Short problem:
The records below are to be repeated in full, exactly as they are.

Task material:
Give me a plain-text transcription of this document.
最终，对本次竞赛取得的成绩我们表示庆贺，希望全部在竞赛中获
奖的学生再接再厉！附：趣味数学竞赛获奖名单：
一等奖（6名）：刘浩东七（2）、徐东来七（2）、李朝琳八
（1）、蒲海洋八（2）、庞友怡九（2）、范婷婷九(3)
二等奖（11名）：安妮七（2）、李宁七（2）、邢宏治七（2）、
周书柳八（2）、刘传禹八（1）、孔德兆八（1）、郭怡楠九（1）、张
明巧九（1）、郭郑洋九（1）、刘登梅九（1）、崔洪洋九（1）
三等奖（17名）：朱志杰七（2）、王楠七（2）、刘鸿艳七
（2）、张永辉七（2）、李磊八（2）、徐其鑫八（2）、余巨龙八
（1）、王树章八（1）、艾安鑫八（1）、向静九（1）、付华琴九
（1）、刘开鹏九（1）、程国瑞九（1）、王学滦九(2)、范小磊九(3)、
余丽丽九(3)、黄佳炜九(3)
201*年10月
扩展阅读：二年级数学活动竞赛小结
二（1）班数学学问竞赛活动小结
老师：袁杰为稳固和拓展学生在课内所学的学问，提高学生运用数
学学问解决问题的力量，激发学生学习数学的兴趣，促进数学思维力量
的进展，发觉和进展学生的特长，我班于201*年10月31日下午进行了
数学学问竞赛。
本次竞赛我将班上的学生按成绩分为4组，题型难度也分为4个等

Solution to this exercise:
Give me a plain-text transcription of this document.
最终，对本次竞赛取得的成绩我们表示庆贺，希望全部在竞赛中获
奖的学生再接再厉！附：趣味数学竞赛获奖名单：
一等奖（6名）：刘浩东七（2）、徐东来七（2）、李朝琳八
（1）、蒲海洋八（2）、庞友怡九（2）、范婷婷九(3)
二等奖（11名）：安妮七（2）、李宁七（2）、邢宏治七（2）、
周书柳八（2）、刘传禹八（1）、孔德兆八（1）、郭怡楠九（1）、张
明巧九（1）、郭郑洋九（1）、刘登梅九（1）、崔洪洋九（1）
三等奖（17名）：朱志杰七（2）、王楠七（2）、刘鸿艳七
（2）、张永辉七（2）、李磊八（2）、徐其鑫八（2）、余巨龙八
（1）、王树章八（1）、艾安鑫八（1）、向静九（1）、付华琴九
（1）、刘开鹏九（1）、程国瑞九（1）、王学滦九(2)、范小磊九(3)、
余丽丽九(3)、黄佳炜九(3)
201*年10月
扩展阅读：二年级数学活动竞赛小结
二（1）班数学学问竞赛活动小结
老师：袁杰为稳固和拓展学生在课内所学的学问，提高学生运用数
学学问解决问题的力量，激发学生学习数学的兴趣，促进数学思维力量
的进展，发觉和进展学生的特长，我班于201*年10月31日下午进行了
数学学问竞赛。
本次竞赛我将班上的学生按成绩分为4组，题型难度也分为4个等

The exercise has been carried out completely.